From the entries below, extract every line that includes the word "name".

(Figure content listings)
--- START ---

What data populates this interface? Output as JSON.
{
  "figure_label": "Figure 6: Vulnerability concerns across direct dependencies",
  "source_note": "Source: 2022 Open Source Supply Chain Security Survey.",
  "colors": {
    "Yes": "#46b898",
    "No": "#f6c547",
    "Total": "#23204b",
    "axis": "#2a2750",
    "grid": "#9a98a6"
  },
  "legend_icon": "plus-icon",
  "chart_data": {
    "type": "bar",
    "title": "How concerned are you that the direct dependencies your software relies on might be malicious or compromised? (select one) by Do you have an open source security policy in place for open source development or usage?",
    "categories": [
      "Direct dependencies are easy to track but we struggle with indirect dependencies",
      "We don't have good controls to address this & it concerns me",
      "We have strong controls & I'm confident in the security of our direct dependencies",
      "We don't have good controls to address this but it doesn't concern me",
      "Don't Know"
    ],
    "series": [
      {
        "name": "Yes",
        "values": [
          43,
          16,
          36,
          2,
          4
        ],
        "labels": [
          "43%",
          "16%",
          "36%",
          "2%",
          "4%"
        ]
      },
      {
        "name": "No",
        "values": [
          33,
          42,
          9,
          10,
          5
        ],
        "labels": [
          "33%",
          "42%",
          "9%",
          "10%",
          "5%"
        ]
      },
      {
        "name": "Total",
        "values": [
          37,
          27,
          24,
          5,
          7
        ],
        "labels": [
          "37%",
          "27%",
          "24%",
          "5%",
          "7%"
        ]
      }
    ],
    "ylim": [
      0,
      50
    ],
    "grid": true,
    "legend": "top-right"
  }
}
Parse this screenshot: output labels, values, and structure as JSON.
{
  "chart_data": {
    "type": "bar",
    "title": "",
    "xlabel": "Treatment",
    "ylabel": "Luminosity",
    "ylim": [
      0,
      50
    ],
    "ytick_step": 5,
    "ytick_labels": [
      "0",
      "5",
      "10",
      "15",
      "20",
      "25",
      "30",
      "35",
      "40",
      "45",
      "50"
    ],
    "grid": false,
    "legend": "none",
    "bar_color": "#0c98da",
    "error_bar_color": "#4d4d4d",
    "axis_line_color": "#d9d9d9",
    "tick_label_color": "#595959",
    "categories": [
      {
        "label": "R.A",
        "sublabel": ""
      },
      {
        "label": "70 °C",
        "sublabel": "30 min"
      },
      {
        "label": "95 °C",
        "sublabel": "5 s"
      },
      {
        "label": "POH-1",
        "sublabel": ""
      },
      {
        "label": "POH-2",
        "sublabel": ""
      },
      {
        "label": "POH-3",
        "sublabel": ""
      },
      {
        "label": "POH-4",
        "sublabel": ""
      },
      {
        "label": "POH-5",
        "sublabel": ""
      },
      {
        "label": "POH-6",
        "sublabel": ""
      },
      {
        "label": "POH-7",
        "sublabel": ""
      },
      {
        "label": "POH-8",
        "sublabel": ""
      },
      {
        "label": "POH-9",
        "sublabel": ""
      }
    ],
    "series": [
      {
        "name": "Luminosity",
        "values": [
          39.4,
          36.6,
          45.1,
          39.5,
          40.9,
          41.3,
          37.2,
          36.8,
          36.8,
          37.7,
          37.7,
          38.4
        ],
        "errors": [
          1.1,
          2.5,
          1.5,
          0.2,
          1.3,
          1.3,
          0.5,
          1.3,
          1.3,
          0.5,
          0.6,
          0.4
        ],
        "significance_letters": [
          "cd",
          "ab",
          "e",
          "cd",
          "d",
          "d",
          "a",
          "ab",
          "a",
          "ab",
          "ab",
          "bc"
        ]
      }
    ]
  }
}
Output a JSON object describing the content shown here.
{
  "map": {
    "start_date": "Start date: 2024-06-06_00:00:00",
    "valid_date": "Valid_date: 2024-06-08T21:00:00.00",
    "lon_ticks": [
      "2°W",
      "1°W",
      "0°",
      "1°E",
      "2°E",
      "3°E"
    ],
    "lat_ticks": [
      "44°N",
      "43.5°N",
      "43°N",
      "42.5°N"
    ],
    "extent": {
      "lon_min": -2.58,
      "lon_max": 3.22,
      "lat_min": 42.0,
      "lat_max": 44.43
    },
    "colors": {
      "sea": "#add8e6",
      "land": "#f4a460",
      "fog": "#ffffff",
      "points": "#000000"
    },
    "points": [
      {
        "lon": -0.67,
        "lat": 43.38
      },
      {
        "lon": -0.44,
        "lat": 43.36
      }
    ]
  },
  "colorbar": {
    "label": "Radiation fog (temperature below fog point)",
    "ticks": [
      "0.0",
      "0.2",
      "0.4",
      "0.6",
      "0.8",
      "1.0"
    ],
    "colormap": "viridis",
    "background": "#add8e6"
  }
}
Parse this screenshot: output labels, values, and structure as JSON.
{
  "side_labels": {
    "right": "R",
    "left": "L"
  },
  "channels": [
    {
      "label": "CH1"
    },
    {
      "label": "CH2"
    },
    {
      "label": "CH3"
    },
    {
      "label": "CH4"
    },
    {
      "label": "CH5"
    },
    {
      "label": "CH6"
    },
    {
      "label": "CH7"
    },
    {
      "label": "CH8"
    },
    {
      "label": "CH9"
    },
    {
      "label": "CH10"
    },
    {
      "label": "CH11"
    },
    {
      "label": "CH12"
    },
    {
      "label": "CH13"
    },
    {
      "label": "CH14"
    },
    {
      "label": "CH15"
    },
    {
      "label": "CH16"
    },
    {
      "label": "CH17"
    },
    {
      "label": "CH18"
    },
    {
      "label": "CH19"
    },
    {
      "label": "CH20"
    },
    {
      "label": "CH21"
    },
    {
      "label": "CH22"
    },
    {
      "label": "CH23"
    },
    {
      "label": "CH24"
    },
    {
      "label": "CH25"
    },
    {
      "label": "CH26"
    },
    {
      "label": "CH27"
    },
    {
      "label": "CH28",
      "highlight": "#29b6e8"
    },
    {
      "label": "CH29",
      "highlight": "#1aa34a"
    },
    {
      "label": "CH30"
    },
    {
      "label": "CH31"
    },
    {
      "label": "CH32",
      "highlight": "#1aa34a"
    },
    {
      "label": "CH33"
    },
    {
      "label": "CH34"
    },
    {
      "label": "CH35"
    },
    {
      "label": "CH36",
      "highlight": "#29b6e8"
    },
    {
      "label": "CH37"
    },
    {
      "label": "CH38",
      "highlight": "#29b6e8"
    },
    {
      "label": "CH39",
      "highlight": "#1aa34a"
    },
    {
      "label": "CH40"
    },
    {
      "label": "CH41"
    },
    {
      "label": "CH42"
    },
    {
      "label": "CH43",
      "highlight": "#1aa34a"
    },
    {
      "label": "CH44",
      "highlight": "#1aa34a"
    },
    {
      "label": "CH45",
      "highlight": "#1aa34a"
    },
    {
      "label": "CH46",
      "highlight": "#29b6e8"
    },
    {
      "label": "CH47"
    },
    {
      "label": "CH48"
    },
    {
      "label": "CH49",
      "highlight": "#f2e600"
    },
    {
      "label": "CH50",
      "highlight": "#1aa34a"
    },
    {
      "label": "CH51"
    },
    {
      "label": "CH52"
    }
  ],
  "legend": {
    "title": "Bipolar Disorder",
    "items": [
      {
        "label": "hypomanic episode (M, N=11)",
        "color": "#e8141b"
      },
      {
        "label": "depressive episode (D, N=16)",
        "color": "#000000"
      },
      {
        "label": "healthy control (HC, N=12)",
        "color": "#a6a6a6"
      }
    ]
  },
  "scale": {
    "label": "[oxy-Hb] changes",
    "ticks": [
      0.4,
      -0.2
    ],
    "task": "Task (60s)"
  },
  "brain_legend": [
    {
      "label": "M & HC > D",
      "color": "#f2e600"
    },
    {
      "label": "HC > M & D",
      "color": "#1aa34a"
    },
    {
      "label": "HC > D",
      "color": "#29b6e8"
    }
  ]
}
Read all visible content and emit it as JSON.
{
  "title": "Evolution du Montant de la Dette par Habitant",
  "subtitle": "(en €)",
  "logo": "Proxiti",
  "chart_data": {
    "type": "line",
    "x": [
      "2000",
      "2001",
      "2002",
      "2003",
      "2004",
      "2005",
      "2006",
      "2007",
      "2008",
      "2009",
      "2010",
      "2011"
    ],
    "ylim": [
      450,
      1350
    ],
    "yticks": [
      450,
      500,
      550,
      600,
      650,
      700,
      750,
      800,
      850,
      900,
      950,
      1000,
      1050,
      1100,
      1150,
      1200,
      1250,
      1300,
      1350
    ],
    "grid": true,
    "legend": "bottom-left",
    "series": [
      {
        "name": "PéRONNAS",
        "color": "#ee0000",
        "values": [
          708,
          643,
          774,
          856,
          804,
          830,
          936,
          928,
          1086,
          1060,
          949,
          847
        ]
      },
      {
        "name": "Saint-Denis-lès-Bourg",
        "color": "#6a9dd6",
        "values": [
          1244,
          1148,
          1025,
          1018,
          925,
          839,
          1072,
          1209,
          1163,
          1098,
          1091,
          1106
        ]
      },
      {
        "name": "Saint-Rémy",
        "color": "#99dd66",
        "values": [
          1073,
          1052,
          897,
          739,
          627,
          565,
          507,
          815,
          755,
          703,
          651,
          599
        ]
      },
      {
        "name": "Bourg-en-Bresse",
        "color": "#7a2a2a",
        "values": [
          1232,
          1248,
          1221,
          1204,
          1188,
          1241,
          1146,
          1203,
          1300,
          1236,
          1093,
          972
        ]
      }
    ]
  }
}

--- END ---

(Written response)
        "name": "Yes",
        "name": "No",
        "name": "Total",
        "name": "Luminosity",
        "name": "PéRONNAS",
        "name": "Saint-Denis-lès-Bourg",
        "name": "Saint-Rémy",
        "name": "Bourg-en-Bresse",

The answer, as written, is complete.